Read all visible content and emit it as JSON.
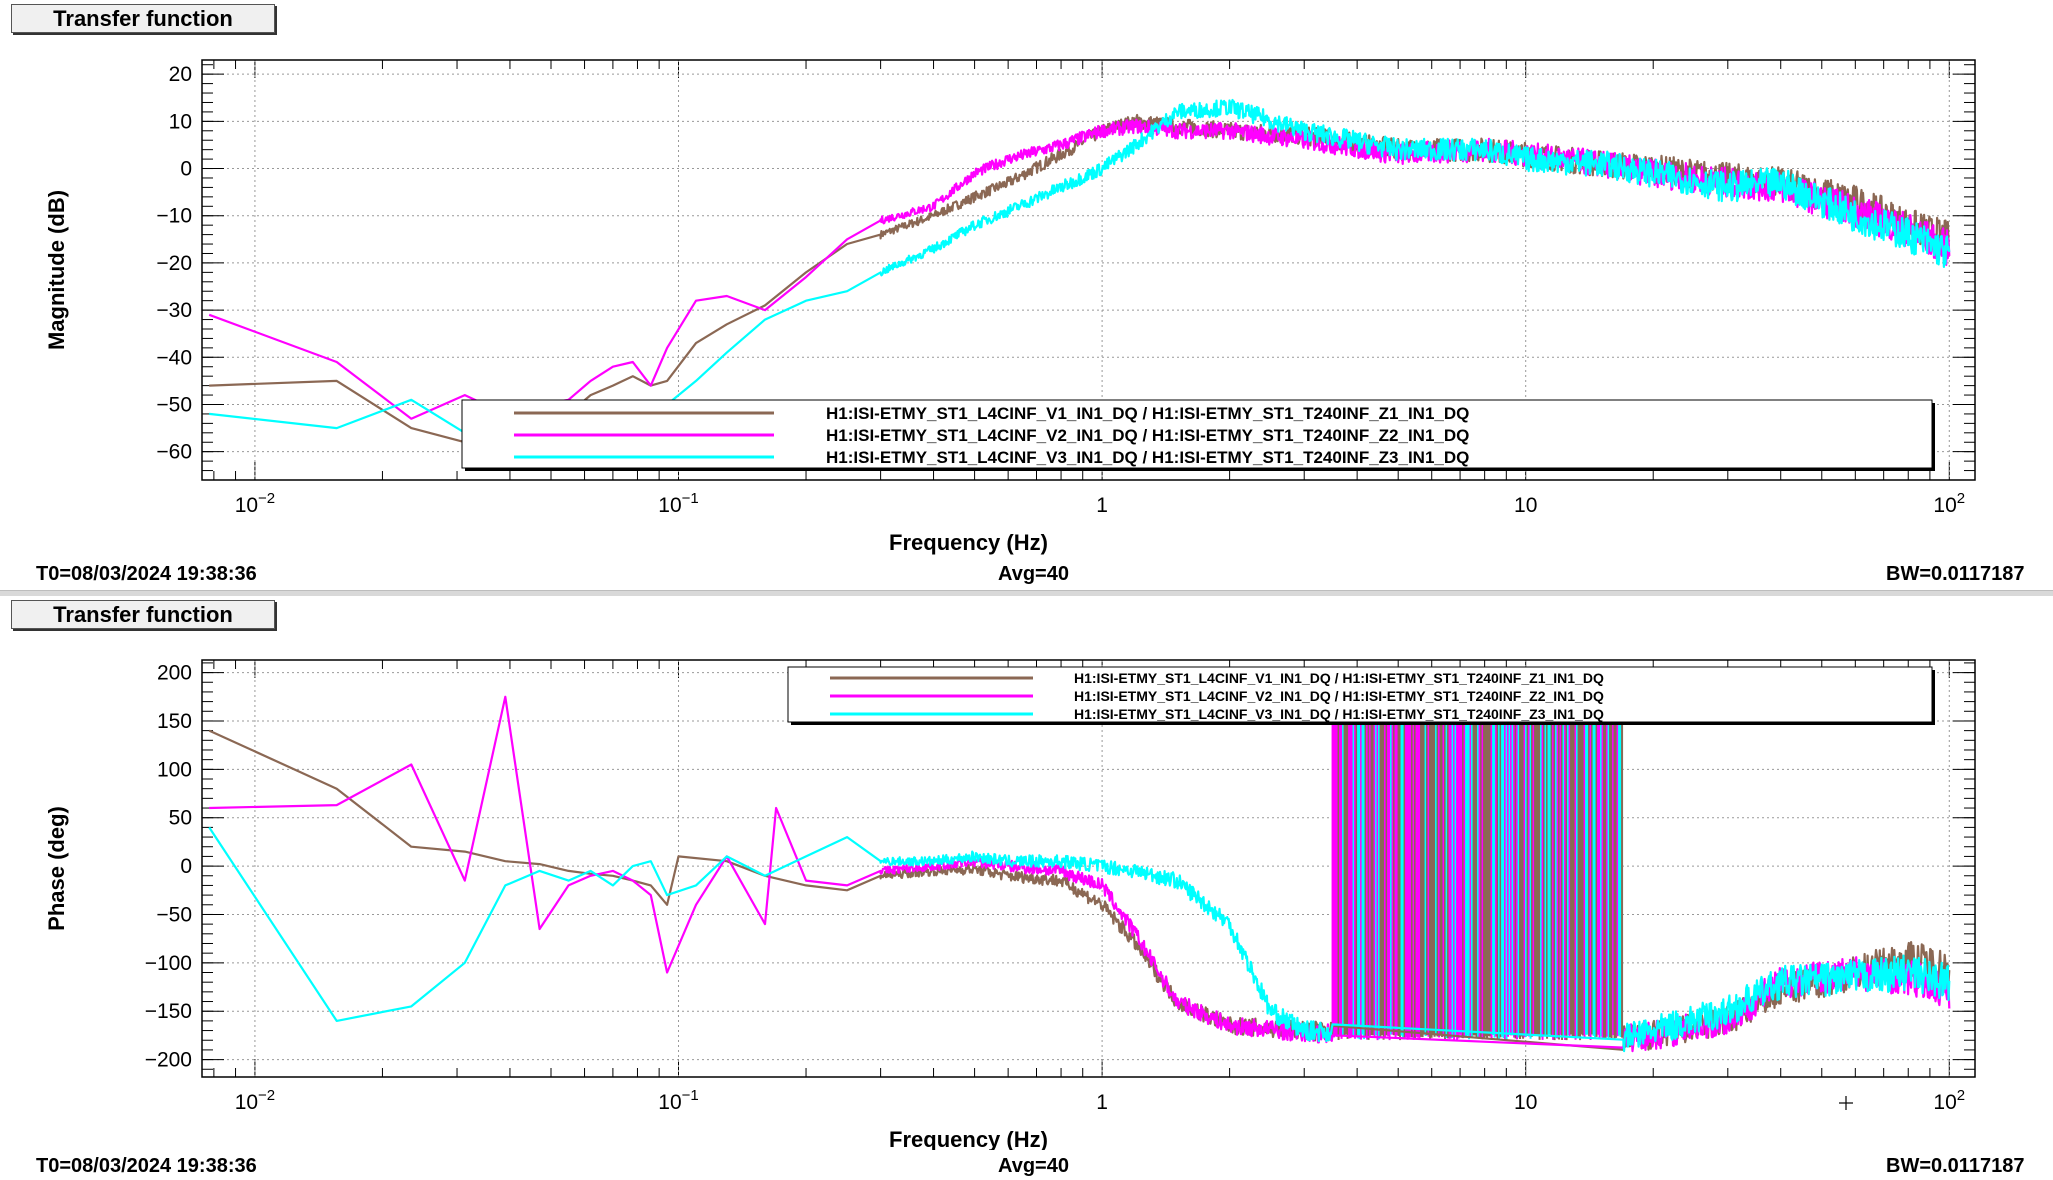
{
  "panels": [
    {
      "title": "Transfer function",
      "footer": {
        "t0": "T0=08/03/2024 19:38:36",
        "avg": "Avg=40",
        "bw": "BW=0.0117187"
      }
    },
    {
      "title": "Transfer function",
      "footer": {
        "t0": "T0=08/03/2024 19:38:36",
        "avg": "Avg=40",
        "bw": "BW=0.0117187"
      }
    }
  ],
  "chart_data": [
    {
      "type": "line",
      "xlabel": "Frequency (Hz)",
      "ylabel": "Magnitude (dB)",
      "xscale": "log",
      "xlim": [
        0.0075,
        115
      ],
      "ylim": [
        -66,
        23
      ],
      "yticks": [
        20,
        10,
        0,
        -10,
        -20,
        -30,
        -40,
        -50,
        -60
      ],
      "xticks": [
        {
          "value": 0.01,
          "base": "10",
          "exp": "−2"
        },
        {
          "value": 0.1,
          "base": "10",
          "exp": "−1"
        },
        {
          "value": 1,
          "base": "1",
          "exp": ""
        },
        {
          "value": 10,
          "base": "10",
          "exp": ""
        },
        {
          "value": 100,
          "base": "10",
          "exp": "2"
        }
      ],
      "grid": true,
      "legend_position": "bottom-right",
      "series": [
        {
          "name": "H1:ISI-ETMY_ST1_L4CINF_V1_IN1_DQ / H1:ISI-ETMY_ST1_T240INF_Z1_IN1_DQ",
          "color": "#8b6854",
          "x": [
            0.0078,
            0.0156,
            0.0234,
            0.0313,
            0.039,
            0.047,
            0.055,
            0.062,
            0.07,
            0.078,
            0.086,
            0.094,
            0.11,
            0.13,
            0.16,
            0.2,
            0.25,
            0.3,
            0.4,
            0.5,
            0.6,
            0.8,
            1.0,
            1.2,
            1.5,
            2.0,
            3.0,
            5.0,
            8.0,
            10,
            15,
            20,
            30,
            40,
            60,
            80,
            100
          ],
          "y": [
            -46,
            -45,
            -55,
            -58,
            -57,
            -56,
            -52,
            -48,
            -46,
            -44,
            -46,
            -45,
            -37,
            -33,
            -29,
            -22,
            -16,
            -14,
            -10,
            -6,
            -3,
            3,
            8,
            10,
            9,
            8,
            7,
            4,
            4,
            3,
            1,
            0,
            -2,
            -3,
            -7,
            -12,
            -15
          ]
        },
        {
          "name": "H1:ISI-ETMY_ST1_L4CINF_V2_IN1_DQ / H1:ISI-ETMY_ST1_T240INF_Z2_IN1_DQ",
          "color": "#ff00ff",
          "x": [
            0.0078,
            0.0156,
            0.0234,
            0.0313,
            0.039,
            0.047,
            0.055,
            0.062,
            0.07,
            0.078,
            0.086,
            0.094,
            0.11,
            0.13,
            0.16,
            0.2,
            0.25,
            0.3,
            0.4,
            0.5,
            0.6,
            0.8,
            1.0,
            1.2,
            1.5,
            2.0,
            3.0,
            5.0,
            8.0,
            10,
            15,
            20,
            30,
            40,
            60,
            80,
            100
          ],
          "y": [
            -31,
            -41,
            -53,
            -48,
            -52,
            -50,
            -49,
            -45,
            -42,
            -41,
            -46,
            -38,
            -28,
            -27,
            -30,
            -23,
            -15,
            -11,
            -8,
            -1,
            2,
            5,
            8,
            9,
            8,
            8,
            6,
            3,
            4,
            3,
            1,
            -1,
            -3,
            -4,
            -9,
            -13,
            -17
          ]
        },
        {
          "name": "H1:ISI-ETMY_ST1_L4CINF_V3_IN1_DQ / H1:ISI-ETMY_ST1_T240INF_Z3_IN1_DQ",
          "color": "#00ffff",
          "x": [
            0.0078,
            0.0156,
            0.0234,
            0.0313,
            0.039,
            0.047,
            0.055,
            0.062,
            0.07,
            0.078,
            0.086,
            0.094,
            0.11,
            0.13,
            0.16,
            0.2,
            0.25,
            0.3,
            0.4,
            0.5,
            0.6,
            0.8,
            1.0,
            1.2,
            1.5,
            2.0,
            3.0,
            5.0,
            8.0,
            10,
            15,
            20,
            30,
            40,
            60,
            80,
            100
          ],
          "y": [
            -52,
            -55,
            -49,
            -56,
            -60,
            -58,
            -59,
            -56,
            -53,
            -52,
            -51,
            -50,
            -45,
            -39,
            -32,
            -28,
            -26,
            -22,
            -17,
            -12,
            -9,
            -4,
            0,
            5,
            12,
            13,
            8,
            4,
            4,
            2,
            1,
            -1,
            -4,
            -3,
            -10,
            -14,
            -18
          ]
        }
      ]
    },
    {
      "type": "line",
      "xlabel": "Frequency (Hz)",
      "ylabel": "Phase (deg)",
      "xscale": "log",
      "xlim": [
        0.0075,
        115
      ],
      "ylim": [
        -218,
        213
      ],
      "yticks": [
        200,
        150,
        100,
        50,
        0,
        -50,
        -100,
        -150,
        -200
      ],
      "xticks": [
        {
          "value": 0.01,
          "base": "10",
          "exp": "−2"
        },
        {
          "value": 0.1,
          "base": "10",
          "exp": "−1"
        },
        {
          "value": 1,
          "base": "1",
          "exp": ""
        },
        {
          "value": 10,
          "base": "10",
          "exp": ""
        },
        {
          "value": 100,
          "base": "10",
          "exp": "2"
        }
      ],
      "grid": true,
      "legend_position": "top-right",
      "wrap_band": {
        "from": 3.5,
        "to": 17
      },
      "series": [
        {
          "name": "H1:ISI-ETMY_ST1_L4CINF_V1_IN1_DQ / H1:ISI-ETMY_ST1_T240INF_Z1_IN1_DQ",
          "color": "#8b6854",
          "x": [
            0.0078,
            0.0156,
            0.0234,
            0.0313,
            0.039,
            0.047,
            0.055,
            0.062,
            0.07,
            0.078,
            0.086,
            0.094,
            0.1,
            0.13,
            0.16,
            0.2,
            0.25,
            0.3,
            0.4,
            0.5,
            0.6,
            0.8,
            1.0,
            1.2,
            1.5,
            2.0,
            3.0,
            5.0,
            8.0,
            17,
            20,
            30,
            40,
            60,
            80,
            100
          ],
          "y": [
            140,
            80,
            20,
            15,
            5,
            2,
            -5,
            -8,
            -10,
            -15,
            -20,
            -40,
            10,
            5,
            -10,
            -20,
            -25,
            -10,
            -5,
            -3,
            -10,
            -15,
            -40,
            -80,
            -140,
            -165,
            -170,
            -175,
            -175,
            -178,
            -175,
            -160,
            -130,
            -110,
            -95,
            -105
          ]
        },
        {
          "name": "H1:ISI-ETMY_ST1_L4CINF_V2_IN1_DQ / H1:ISI-ETMY_ST1_T240INF_Z2_IN1_DQ",
          "color": "#ff00ff",
          "x": [
            0.0078,
            0.0156,
            0.0234,
            0.0313,
            0.039,
            0.047,
            0.055,
            0.062,
            0.07,
            0.078,
            0.086,
            0.094,
            0.11,
            0.13,
            0.16,
            0.17,
            0.2,
            0.25,
            0.3,
            0.4,
            0.5,
            0.6,
            0.8,
            1.0,
            1.2,
            1.5,
            2.0,
            3.0,
            5.0,
            8.0,
            17,
            20,
            30,
            40,
            60,
            80,
            100
          ],
          "y": [
            60,
            63,
            105,
            -15,
            175,
            -65,
            -20,
            -10,
            -5,
            -15,
            -30,
            -110,
            -40,
            10,
            -60,
            60,
            -15,
            -20,
            -5,
            0,
            5,
            0,
            -5,
            -20,
            -70,
            -140,
            -165,
            -172,
            -175,
            -178,
            -178,
            -175,
            -160,
            -120,
            -110,
            -115,
            -130
          ]
        },
        {
          "name": "H1:ISI-ETMY_ST1_L4CINF_V3_IN1_DQ / H1:ISI-ETMY_ST1_T240INF_Z3_IN1_DQ",
          "color": "#00ffff",
          "x": [
            0.0078,
            0.0156,
            0.0234,
            0.0313,
            0.039,
            0.047,
            0.055,
            0.062,
            0.07,
            0.078,
            0.086,
            0.094,
            0.11,
            0.13,
            0.16,
            0.2,
            0.25,
            0.3,
            0.4,
            0.5,
            0.6,
            0.8,
            1.0,
            1.2,
            1.5,
            2.0,
            2.5,
            3.0,
            5.0,
            8.0,
            17,
            20,
            30,
            40,
            60,
            80,
            100
          ],
          "y": [
            40,
            -160,
            -145,
            -100,
            -20,
            -5,
            -15,
            -5,
            -20,
            0,
            5,
            -30,
            -20,
            10,
            -10,
            10,
            30,
            5,
            5,
            10,
            5,
            5,
            0,
            -5,
            -15,
            -60,
            -150,
            -170,
            -175,
            -178,
            -178,
            -170,
            -150,
            -120,
            -115,
            -110,
            -120
          ]
        }
      ]
    }
  ]
}
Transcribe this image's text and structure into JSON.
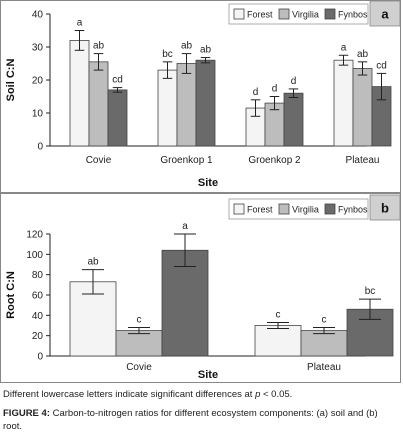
{
  "colors": {
    "Forest": "#f4f4f4",
    "Virgilia": "#bdbdbd",
    "Fynbos": "#6a6a6a",
    "label_box": "#d0d0d0"
  },
  "chart_data": [
    {
      "type": "bar",
      "panel_label": "a",
      "categories": [
        "Covie",
        "Groenkop 1",
        "Groenkop 2",
        "Plateau"
      ],
      "series": [
        {
          "name": "Forest",
          "values": [
            32,
            23,
            11.5,
            26
          ],
          "errors": [
            3,
            2.5,
            2.5,
            1.5
          ],
          "letters": [
            "a",
            "bc",
            "d",
            "a"
          ]
        },
        {
          "name": "Virgilia",
          "values": [
            25.5,
            25,
            13,
            23.5
          ],
          "errors": [
            2.5,
            3,
            2,
            2
          ],
          "letters": [
            "ab",
            "ab",
            "d",
            "ab"
          ]
        },
        {
          "name": "Fynbos",
          "values": [
            17,
            26,
            16,
            18
          ],
          "errors": [
            0.7,
            0.8,
            1.3,
            4
          ],
          "letters": [
            "cd",
            "ab",
            "d",
            "cd"
          ]
        }
      ],
      "xlabel": "Site",
      "ylabel": "Soil C:N",
      "ylim": [
        0,
        40
      ],
      "yticks": [
        0,
        10,
        20,
        30,
        40
      ],
      "legend": "top-right",
      "grid": false
    },
    {
      "type": "bar",
      "panel_label": "b",
      "categories": [
        "Covie",
        "Plateau"
      ],
      "series": [
        {
          "name": "Forest",
          "values": [
            73,
            30
          ],
          "errors": [
            12,
            3
          ],
          "letters": [
            "ab",
            "c"
          ]
        },
        {
          "name": "Virgilia",
          "values": [
            25,
            25
          ],
          "errors": [
            3,
            3
          ],
          "letters": [
            "c",
            "c"
          ]
        },
        {
          "name": "Fynbos",
          "values": [
            104,
            46
          ],
          "errors": [
            16,
            10
          ],
          "letters": [
            "a",
            "bc"
          ]
        }
      ],
      "xlabel": "Site",
      "ylabel": "Root C:N",
      "ylim": [
        0,
        120
      ],
      "yticks": [
        0,
        20,
        40,
        60,
        80,
        100,
        120
      ],
      "legend": "top-right",
      "grid": false
    }
  ],
  "note": {
    "prefix": "Different lowercase letters indicate significant differences at ",
    "p": "p",
    "suffix": " < 0.05."
  },
  "caption": {
    "label": "FIGURE 4:",
    "text": " Carbon-to-nitrogen ratios for different ecosystem components: (a) soil and (b) root."
  }
}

[Exercise aim]: Copy every line above that includes the string "text".

[Expected answer]:
Transcribe this image's text and structure into JSON.
    "text": " Carbon-to-nitrogen ratios for different ecosystem components: (a) soil and (b) root."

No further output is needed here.